## Material for this exercise
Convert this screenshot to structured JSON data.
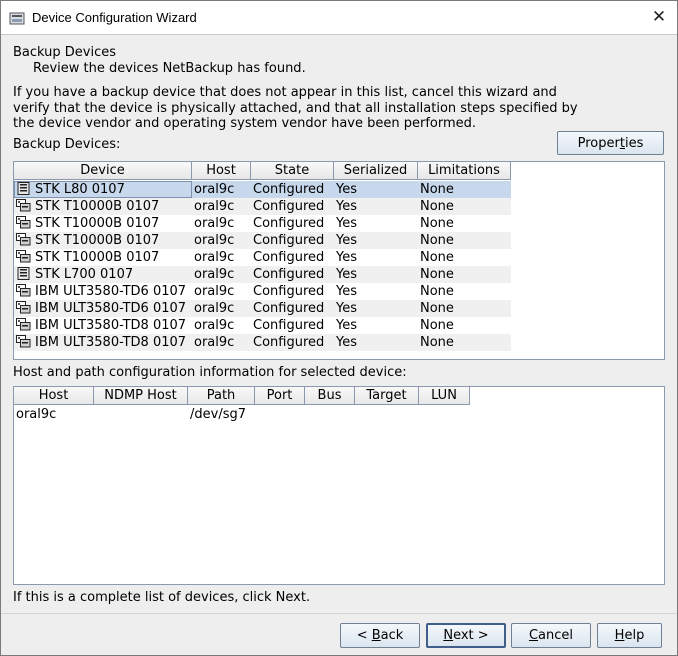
{
  "window": {
    "title": "Device Configuration Wizard",
    "close_glyph": "✕"
  },
  "header": {
    "section_title": "Backup Devices",
    "section_subtitle": "Review the devices NetBackup has found."
  },
  "instructions": {
    "line1": "If you have a backup device that does not appear in this list, cancel this wizard and",
    "line2": "verify that the device is physically attached, and that all installation steps specified by",
    "line3": "the device vendor and operating system vendor have been performed."
  },
  "devices_table": {
    "label": "Backup Devices:",
    "properties_button": {
      "pre": "Proper",
      "accel": "t",
      "post": "ies"
    },
    "columns": [
      "Device",
      "Host",
      "State",
      "Serialized",
      "Limitations"
    ],
    "rows": [
      {
        "icon": "robot-library-icon",
        "device": "STK L80 0107",
        "host": "oral9c",
        "state": "Configured",
        "serialized": "Yes",
        "limitations": "None",
        "selected": true
      },
      {
        "icon": "tape-drive-icon",
        "device": "STK T10000B 0107",
        "host": "oral9c",
        "state": "Configured",
        "serialized": "Yes",
        "limitations": "None"
      },
      {
        "icon": "tape-drive-icon",
        "device": "STK T10000B 0107",
        "host": "oral9c",
        "state": "Configured",
        "serialized": "Yes",
        "limitations": "None"
      },
      {
        "icon": "tape-drive-icon",
        "device": "STK T10000B 0107",
        "host": "oral9c",
        "state": "Configured",
        "serialized": "Yes",
        "limitations": "None"
      },
      {
        "icon": "tape-drive-icon",
        "device": "STK T10000B 0107",
        "host": "oral9c",
        "state": "Configured",
        "serialized": "Yes",
        "limitations": "None"
      },
      {
        "icon": "robot-library-icon",
        "device": "STK L700 0107",
        "host": "oral9c",
        "state": "Configured",
        "serialized": "Yes",
        "limitations": "None"
      },
      {
        "icon": "tape-drive-icon",
        "device": "IBM ULT3580-TD6 0107",
        "host": "oral9c",
        "state": "Configured",
        "serialized": "Yes",
        "limitations": "None"
      },
      {
        "icon": "tape-drive-icon",
        "device": "IBM ULT3580-TD6 0107",
        "host": "oral9c",
        "state": "Configured",
        "serialized": "Yes",
        "limitations": "None"
      },
      {
        "icon": "tape-drive-icon",
        "device": "IBM ULT3580-TD8 0107",
        "host": "oral9c",
        "state": "Configured",
        "serialized": "Yes",
        "limitations": "None"
      },
      {
        "icon": "tape-drive-icon",
        "device": "IBM ULT3580-TD8 0107",
        "host": "oral9c",
        "state": "Configured",
        "serialized": "Yes",
        "limitations": "None"
      }
    ]
  },
  "path_table": {
    "label": "Host and path configuration information for selected device:",
    "columns": [
      "Host",
      "NDMP Host",
      "Path",
      "Port",
      "Bus",
      "Target",
      "LUN"
    ],
    "rows": [
      {
        "host": "oral9c",
        "ndmp_host": "",
        "path": "/dev/sg7",
        "port": "",
        "bus": "",
        "target": "",
        "lun": ""
      }
    ]
  },
  "footer": {
    "hint": "If this is a complete list of devices, click Next."
  },
  "buttons": {
    "back": {
      "pre": "< ",
      "accel": "B",
      "post": "ack"
    },
    "next": {
      "pre": "",
      "accel": "N",
      "post": "ext >"
    },
    "cancel": {
      "pre": "",
      "accel": "C",
      "post": "ancel"
    },
    "help": {
      "pre": "",
      "accel": "H",
      "post": "elp"
    }
  },
  "colors": {
    "selection": "#c8d8ec",
    "stripe": "#f0f0f0",
    "grid_border": "#8a9aae"
  }
}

## Problem statement
Write the records above out again exactly, with no pictures in your copy.

## Task output
Convert this screenshot to structured JSON data.
{
  "window": {
    "title": "Device Configuration Wizard",
    "close_glyph": "✕"
  },
  "header": {
    "section_title": "Backup Devices",
    "section_subtitle": "Review the devices NetBackup has found."
  },
  "instructions": {
    "line1": "If you have a backup device that does not appear in this list, cancel this wizard and",
    "line2": "verify that the device is physically attached, and that all installation steps specified by",
    "line3": "the device vendor and operating system vendor have been performed."
  },
  "devices_table": {
    "label": "Backup Devices:",
    "properties_button": {
      "pre": "Proper",
      "accel": "t",
      "post": "ies"
    },
    "columns": [
      "Device",
      "Host",
      "State",
      "Serialized",
      "Limitations"
    ],
    "rows": [
      {
        "icon": "robot-library-icon",
        "device": "STK L80 0107",
        "host": "oral9c",
        "state": "Configured",
        "serialized": "Yes",
        "limitations": "None",
        "selected": true
      },
      {
        "icon": "tape-drive-icon",
        "device": "STK T10000B 0107",
        "host": "oral9c",
        "state": "Configured",
        "serialized": "Yes",
        "limitations": "None"
      },
      {
        "icon": "tape-drive-icon",
        "device": "STK T10000B 0107",
        "host": "oral9c",
        "state": "Configured",
        "serialized": "Yes",
        "limitations": "None"
      },
      {
        "icon": "tape-drive-icon",
        "device": "STK T10000B 0107",
        "host": "oral9c",
        "state": "Configured",
        "serialized": "Yes",
        "limitations": "None"
      },
      {
        "icon": "tape-drive-icon",
        "device": "STK T10000B 0107",
        "host": "oral9c",
        "state": "Configured",
        "serialized": "Yes",
        "limitations": "None"
      },
      {
        "icon": "robot-library-icon",
        "device": "STK L700 0107",
        "host": "oral9c",
        "state": "Configured",
        "serialized": "Yes",
        "limitations": "None"
      },
      {
        "icon": "tape-drive-icon",
        "device": "IBM ULT3580-TD6 0107",
        "host": "oral9c",
        "state": "Configured",
        "serialized": "Yes",
        "limitations": "None"
      },
      {
        "icon": "tape-drive-icon",
        "device": "IBM ULT3580-TD6 0107",
        "host": "oral9c",
        "state": "Configured",
        "serialized": "Yes",
        "limitations": "None"
      },
      {
        "icon": "tape-drive-icon",
        "device": "IBM ULT3580-TD8 0107",
        "host": "oral9c",
        "state": "Configured",
        "serialized": "Yes",
        "limitations": "None"
      },
      {
        "icon": "tape-drive-icon",
        "device": "IBM ULT3580-TD8 0107",
        "host": "oral9c",
        "state": "Configured",
        "serialized": "Yes",
        "limitations": "None"
      }
    ]
  },
  "path_table": {
    "label": "Host and path configuration information for selected device:",
    "columns": [
      "Host",
      "NDMP Host",
      "Path",
      "Port",
      "Bus",
      "Target",
      "LUN"
    ],
    "rows": [
      {
        "host": "oral9c",
        "ndmp_host": "",
        "path": "/dev/sg7",
        "port": "",
        "bus": "",
        "target": "",
        "lun": ""
      }
    ]
  },
  "footer": {
    "hint": "If this is a complete list of devices, click Next."
  },
  "buttons": {
    "back": {
      "pre": "< ",
      "accel": "B",
      "post": "ack"
    },
    "next": {
      "pre": "",
      "accel": "N",
      "post": "ext >"
    },
    "cancel": {
      "pre": "",
      "accel": "C",
      "post": "ancel"
    },
    "help": {
      "pre": "",
      "accel": "H",
      "post": "elp"
    }
  },
  "colors": {
    "selection": "#c8d8ec",
    "stripe": "#f0f0f0",
    "grid_border": "#8a9aae"
  }
}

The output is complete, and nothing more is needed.